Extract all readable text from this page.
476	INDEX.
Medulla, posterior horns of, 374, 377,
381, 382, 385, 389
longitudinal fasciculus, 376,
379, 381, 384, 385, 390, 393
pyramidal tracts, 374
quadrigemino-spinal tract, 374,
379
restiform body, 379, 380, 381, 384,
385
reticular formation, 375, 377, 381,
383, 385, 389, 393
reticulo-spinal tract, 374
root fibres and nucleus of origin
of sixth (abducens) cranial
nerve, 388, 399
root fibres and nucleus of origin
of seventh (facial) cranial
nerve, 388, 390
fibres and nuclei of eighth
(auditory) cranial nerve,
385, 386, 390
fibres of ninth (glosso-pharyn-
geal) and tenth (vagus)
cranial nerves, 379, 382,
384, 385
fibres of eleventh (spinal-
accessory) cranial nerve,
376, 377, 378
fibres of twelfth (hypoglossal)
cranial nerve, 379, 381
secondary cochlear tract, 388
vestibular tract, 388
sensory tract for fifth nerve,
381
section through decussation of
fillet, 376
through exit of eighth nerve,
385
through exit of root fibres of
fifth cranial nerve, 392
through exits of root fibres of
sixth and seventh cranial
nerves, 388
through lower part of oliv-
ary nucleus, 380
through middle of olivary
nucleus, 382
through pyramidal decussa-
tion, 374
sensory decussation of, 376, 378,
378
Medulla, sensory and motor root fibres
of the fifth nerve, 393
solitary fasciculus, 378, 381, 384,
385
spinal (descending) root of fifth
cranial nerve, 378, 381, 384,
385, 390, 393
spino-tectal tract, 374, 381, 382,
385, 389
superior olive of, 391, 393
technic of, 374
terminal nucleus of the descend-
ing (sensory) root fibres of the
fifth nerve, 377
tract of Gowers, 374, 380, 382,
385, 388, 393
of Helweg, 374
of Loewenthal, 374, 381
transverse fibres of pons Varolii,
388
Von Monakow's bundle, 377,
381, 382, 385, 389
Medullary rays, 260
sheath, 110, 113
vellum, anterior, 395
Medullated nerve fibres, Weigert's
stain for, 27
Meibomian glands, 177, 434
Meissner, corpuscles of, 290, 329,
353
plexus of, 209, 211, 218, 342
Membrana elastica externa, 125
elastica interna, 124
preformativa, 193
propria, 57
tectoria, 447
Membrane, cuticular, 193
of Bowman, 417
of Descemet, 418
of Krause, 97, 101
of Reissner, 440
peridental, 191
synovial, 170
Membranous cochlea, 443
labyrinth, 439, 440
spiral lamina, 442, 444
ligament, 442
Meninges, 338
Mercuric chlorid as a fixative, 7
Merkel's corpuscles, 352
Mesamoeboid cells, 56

********

What this task involves:
Retype the listing above in full, with no alterations.

Result of this task:
Extract all readable text from this page.
476	INDEX.
Medulla, posterior horns of, 374, 377,
381, 382, 385, 389
longitudinal fasciculus, 376,
379, 381, 384, 385, 390, 393
pyramidal tracts, 374
quadrigemino-spinal tract, 374,
379
restiform body, 379, 380, 381, 384,
385
reticular formation, 375, 377, 381,
383, 385, 389, 393
reticulo-spinal tract, 374
root fibres and nucleus of origin
of sixth (abducens) cranial
nerve, 388, 399
root fibres and nucleus of origin
of seventh (facial) cranial
nerve, 388, 390
fibres and nuclei of eighth
(auditory) cranial nerve,
385, 386, 390
fibres of ninth (glosso-pharyn-
geal) and tenth (vagus)
cranial nerves, 379, 382,
384, 385
fibres of eleventh (spinal-
accessory) cranial nerve,
376, 377, 378
fibres of twelfth (hypoglossal)
cranial nerve, 379, 381
secondary cochlear tract, 388
vestibular tract, 388
sensory tract for fifth nerve,
381
section through decussation of
fillet, 376
through exit of eighth nerve,
385
through exit of root fibres of
fifth cranial nerve, 392
through exits of root fibres of
sixth and seventh cranial
nerves, 388
through lower part of oliv-
ary nucleus, 380
through middle of olivary
nucleus, 382
through pyramidal decussa-
tion, 374
sensory decussation of, 376, 378,
378
Medulla, sensory and motor root fibres
of the fifth nerve, 393
solitary fasciculus, 378, 381, 384,
385
spinal (descending) root of fifth
cranial nerve, 378, 381, 384,
385, 390, 393
spino-tectal tract, 374, 381, 382,
385, 389
superior olive of, 391, 393
technic of, 374
terminal nucleus of the descend-
ing (sensory) root fibres of the
fifth nerve, 377
tract of Gowers, 374, 380, 382,
385, 388, 393
of Helweg, 374
of Loewenthal, 374, 381
transverse fibres of pons Varolii,
388
Von Monakow's bundle, 377,
381, 382, 385, 389
Medullary rays, 260
sheath, 110, 113
vellum, anterior, 395
Medullated nerve fibres, Weigert's
stain for, 27
Meibomian glands, 177, 434
Meissner, corpuscles of, 290, 329,
353
plexus of, 209, 211, 218, 342
Membrana elastica externa, 125
elastica interna, 124
preformativa, 193
propria, 57
tectoria, 447
Membrane, cuticular, 193
of Bowman, 417
of Descemet, 418
of Krause, 97, 101
of Reissner, 440
peridental, 191
synovial, 170
Membranous cochlea, 443
labyrinth, 439, 440
spiral lamina, 442, 444
ligament, 442
Meninges, 338
Mercuric chlorid as a fixative, 7
Merkel's corpuscles, 352
Mesamoeboid cells, 56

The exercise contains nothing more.